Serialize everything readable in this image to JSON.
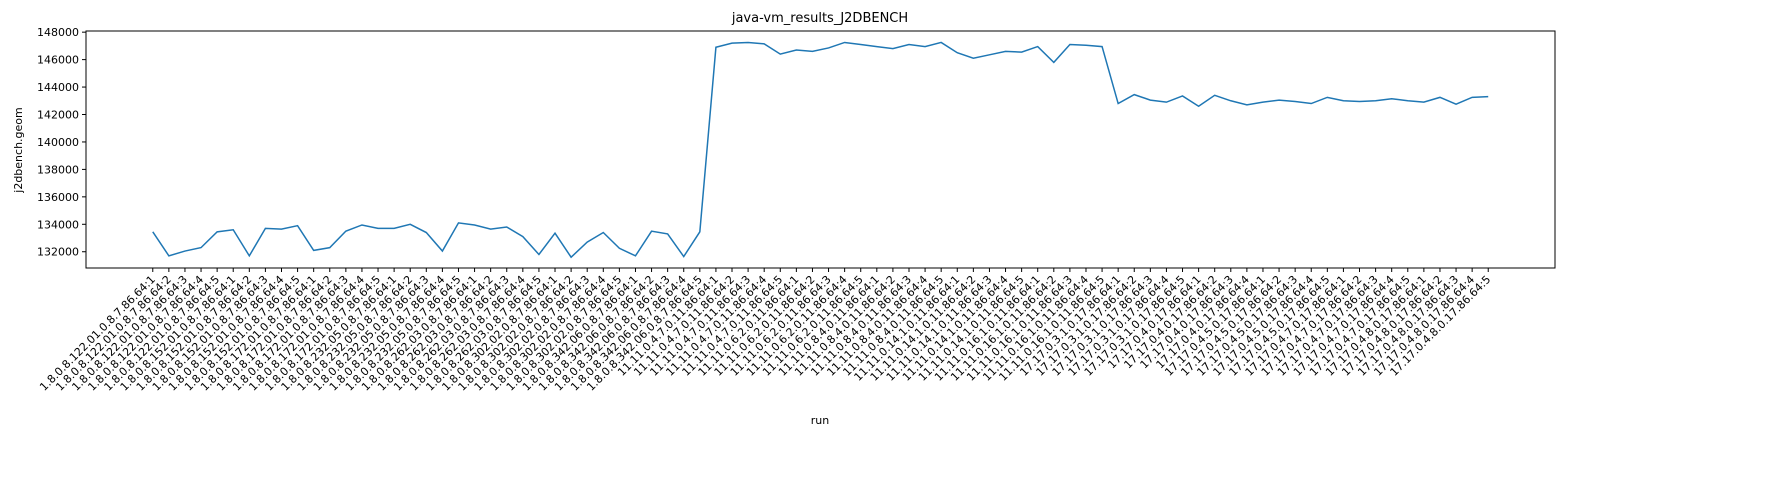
{
  "chart_data": {
    "type": "line",
    "title": "java-vm_results_J2DBENCH",
    "x_label": "run",
    "y_label": "j2dbench.geom",
    "categories": [
      "1.8.0.8.122.01.0.8.7.86.64:1",
      "1.8.0.8.122.01.0.8.7.86.64:2",
      "1.8.0.8.122.01.0.8.7.86.64:3",
      "1.8.0.8.122.01.0.8.7.86.64:4",
      "1.8.0.8.122.01.0.8.7.86.64:5",
      "1.8.0.8.152.01.0.8.7.86.64:1",
      "1.8.0.8.152.01.0.8.7.86.64:2",
      "1.8.0.8.152.01.0.8.7.86.64:3",
      "1.8.0.8.152.01.0.8.7.86.64:4",
      "1.8.0.8.152.01.0.8.7.86.64:5",
      "1.8.0.8.172.01.0.8.7.86.64:1",
      "1.8.0.8.172.01.0.8.7.86.64:2",
      "1.8.0.8.172.01.0.8.7.86.64:3",
      "1.8.0.8.172.01.0.8.7.86.64:4",
      "1.8.0.8.172.01.0.8.7.86.64:5",
      "1.8.0.8.232.05.0.8.7.86.64:1",
      "1.8.0.8.232.05.0.8.7.86.64:2",
      "1.8.0.8.232.05.0.8.7.86.64:3",
      "1.8.0.8.232.05.0.8.7.86.64:4",
      "1.8.0.8.232.05.0.8.7.86.64:5",
      "1.8.0.8.262.03.0.8.7.86.64:1",
      "1.8.0.8.262.03.0.8.7.86.64:2",
      "1.8.0.8.262.03.0.8.7.86.64:3",
      "1.8.0.8.262.03.0.8.7.86.64:4",
      "1.8.0.8.262.03.0.8.7.86.64:5",
      "1.8.0.8.302.02.0.8.7.86.64:1",
      "1.8.0.8.302.02.0.8.7.86.64:2",
      "1.8.0.8.302.02.0.8.7.86.64:3",
      "1.8.0.8.302.02.0.8.7.86.64:4",
      "1.8.0.8.302.02.0.8.7.86.64:5",
      "1.8.0.8.342.06.0.8.7.86.64:1",
      "1.8.0.8.342.06.0.8.7.86.64:2",
      "1.8.0.8.342.06.0.8.7.86.64:3",
      "1.8.0.8.342.06.0.8.7.86.64:4",
      "1.8.0.8.342.06.0.8.7.86.64:5",
      "11.11.0.4.7.0.11.86.64:1",
      "11.11.0.4.7.0.11.86.64:2",
      "11.11.0.4.7.0.11.86.64:3",
      "11.11.0.4.7.0.11.86.64:4",
      "11.11.0.4.7.0.11.86.64:5",
      "11.11.0.6.2.0.11.86.64:1",
      "11.11.0.6.2.0.11.86.64:2",
      "11.11.0.6.2.0.11.86.64:3",
      "11.11.0.6.2.0.11.86.64:4",
      "11.11.0.6.2.0.11.86.64:5",
      "11.11.0.8.4.0.11.86.64:1",
      "11.11.0.8.4.0.11.86.64:2",
      "11.11.0.8.4.0.11.86.64:3",
      "11.11.0.8.4.0.11.86.64:4",
      "11.11.0.8.4.0.11.86.64:5",
      "11.11.0.14.1.0.11.86.64:1",
      "11.11.0.14.1.0.11.86.64:2",
      "11.11.0.14.1.0.11.86.64:3",
      "11.11.0.14.1.0.11.86.64:4",
      "11.11.0.14.1.0.11.86.64:5",
      "11.11.0.16.1.0.11.86.64:1",
      "11.11.0.16.1.0.11.86.64:2",
      "11.11.0.16.1.0.11.86.64:3",
      "11.11.0.16.1.0.11.86.64:4",
      "11.11.0.16.1.0.11.86.64:5",
      "17.17.0.3.1.0.17.86.64:1",
      "17.17.0.3.1.0.17.86.64:2",
      "17.17.0.3.1.0.17.86.64:3",
      "17.17.0.3.1.0.17.86.64:4",
      "17.17.0.3.1.0.17.86.64:5",
      "17.17.0.4.0.17.86.64:1",
      "17.17.0.4.0.17.86.64:2",
      "17.17.0.4.0.17.86.64:3",
      "17.17.0.4.0.17.86.64:4",
      "17.17.0.4.5.0.17.86.64:1",
      "17.17.0.4.5.0.17.86.64:2",
      "17.17.0.4.5.0.17.86.64:3",
      "17.17.0.4.5.0.17.86.64:4",
      "17.17.0.4.5.0.17.86.64:5",
      "17.17.0.4.7.0.17.86.64:1",
      "17.17.0.4.7.0.17.86.64:2",
      "17.17.0.4.7.0.17.86.64:3",
      "17.17.0.4.7.0.17.86.64:4",
      "17.17.0.4.7.0.17.86.64:5",
      "17.17.0.4.8.0.17.86.64:1",
      "17.17.0.4.8.0.17.86.64:2",
      "17.17.0.4.8.0.17.86.64:3",
      "17.17.0.4.8.0.17.86.64:4",
      "17.17.0.4.8.0.17.86.64:5"
    ],
    "values": [
      133450,
      131700,
      132050,
      132300,
      133450,
      133600,
      131700,
      133700,
      133650,
      133900,
      132100,
      132300,
      133500,
      133950,
      133700,
      133700,
      134000,
      133400,
      132050,
      134100,
      133950,
      133650,
      133800,
      133100,
      131800,
      133350,
      131600,
      132700,
      133400,
      132250,
      131700,
      133500,
      133300,
      131650,
      133450,
      146900,
      147200,
      147250,
      147150,
      146400,
      146700,
      146600,
      146850,
      147250,
      147100,
      146950,
      146800,
      147100,
      146950,
      147250,
      146500,
      146100,
      146350,
      146600,
      146550,
      146950,
      145800,
      147100,
      147050,
      146950,
      142800,
      143450,
      143050,
      142900,
      143350,
      142600,
      143400,
      143000,
      142700,
      142900,
      143050,
      142950,
      142800,
      143250,
      143000,
      142950,
      143000,
      143150,
      143000,
      142900,
      143250,
      142750,
      143250,
      143300
    ],
    "color": "#1f77b4",
    "ylim": [
      130815,
      148085
    ],
    "yticks": [
      132000,
      134000,
      136000,
      138000,
      140000,
      142000,
      144000,
      146000,
      148000
    ]
  }
}
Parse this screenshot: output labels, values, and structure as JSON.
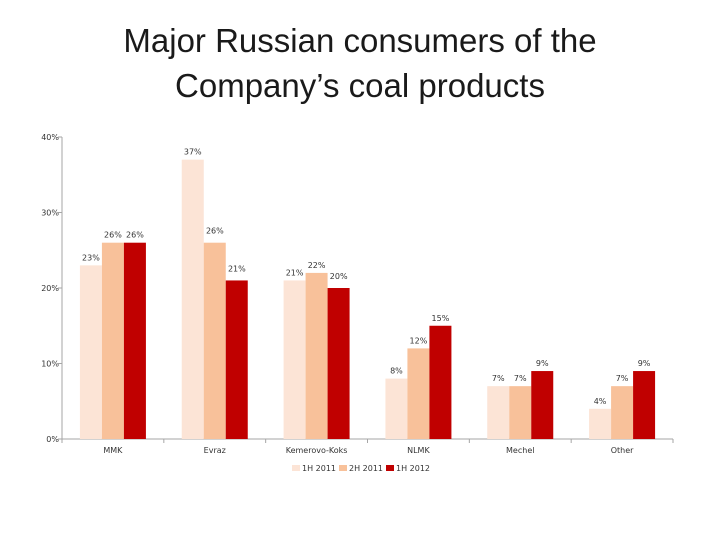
{
  "title_lines": [
    "Major Russian consumers of the",
    "Company’s coal products"
  ],
  "chart_data": {
    "type": "bar",
    "title": "Major Russian consumers of the Company’s coal products",
    "categories": [
      "MMK",
      "Evraz",
      "Kemerovo-Koks",
      "NLMK",
      "Mechel",
      "Other"
    ],
    "series": [
      {
        "name": "1H 2011",
        "color": "#fce4d6",
        "values": [
          23,
          37,
          21,
          8,
          7,
          4
        ]
      },
      {
        "name": "2H 2011",
        "color": "#f8c19a",
        "values": [
          26,
          26,
          22,
          12,
          7,
          7
        ]
      },
      {
        "name": "1H 2012",
        "color": "#c00000",
        "values": [
          26,
          21,
          20,
          15,
          9,
          9
        ]
      }
    ],
    "value_labels": [
      [
        "23%",
        "37%",
        "21%",
        "8%",
        "7%",
        "4%"
      ],
      [
        "26%",
        "26%",
        "22%",
        "12%",
        "7%",
        "7%"
      ],
      [
        "26%",
        "21%",
        "20%",
        "15%",
        "9%",
        "9%"
      ]
    ],
    "ylim": [
      0,
      40
    ],
    "yticks": [
      0,
      10,
      20,
      30,
      40
    ],
    "ytick_labels": [
      "0%",
      "10%",
      "20%",
      "30%",
      "40%"
    ],
    "xlabel": "",
    "ylabel": "",
    "grid": false,
    "legend_position": "bottom"
  }
}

==============================

--- Requirement ---
Extract from the material all lines containing the string "products".

--- Answer in full ---
    "Company’s coal products"
    "title": "Major Russian consumers of the Company’s coal products",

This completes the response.